» Page excerpt:
########################################
I have a master .bib
file called lib.bib
, which contains all the BibTeX citations I’ve ever used. I use it as an index for organising which papers I’ve read and it means it’s easier to reuse references for new manuscripts. When I submit a manuscript to a journal however, I want to include a standalone .bib
file which only contains the references for the current manuscript. I wrote a little shell script which leverages ripgrep (rg)
to create a sorted and filtered .bib
file:
#!/usr/bin/env sh
# $1 = .tex file to find citations
# $2 = .bib file to grab entries
match=($(rg -o '\\cite.*?\{.*?\}' $1 | sed -E "s/\\\\cite.*?\{(.*)\}/\1/g" | sed 's/,\s\+/\n/g' | sort | uniq))
for i in "${match[@]}"; do
rg -N --color never --multiline --multiline-dotall "\{$i.*?^\}" $2
done
The script takes two arguments, the first is a .tex
file which is searched to find all instances or \citep{.*}
, \citealt{.*}
etc., the second is a .bib
file which is used to grab the references found in the .tex
file.
########################################
» Source material:
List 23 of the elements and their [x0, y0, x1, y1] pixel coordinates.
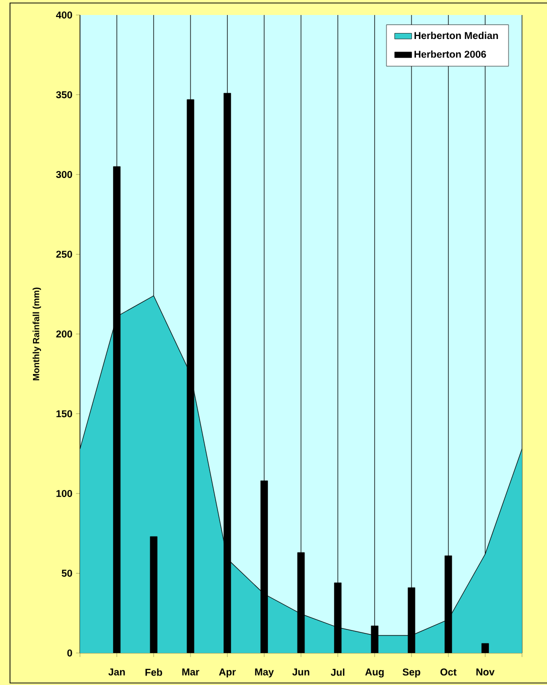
########################################
» Exercise brief:
Update the post about filtering BibTeX references from "I have a master" to "leverages ripgrep (rg)", writing "primary" wherever "master" appears.

» Solution:
I have a primary .bib
file called lib.bib
, which contains all the BibTeX citations I’ve ever used. I use it as an index for organising which papers I’ve read and it means it’s easier to reuse references for new manuscripts. When I submit a manuscript to a journal however, I want to include a standalone .bib
file which only contains the references for the current manuscript. I wrote a little shell script which leverages ripgrep (rg)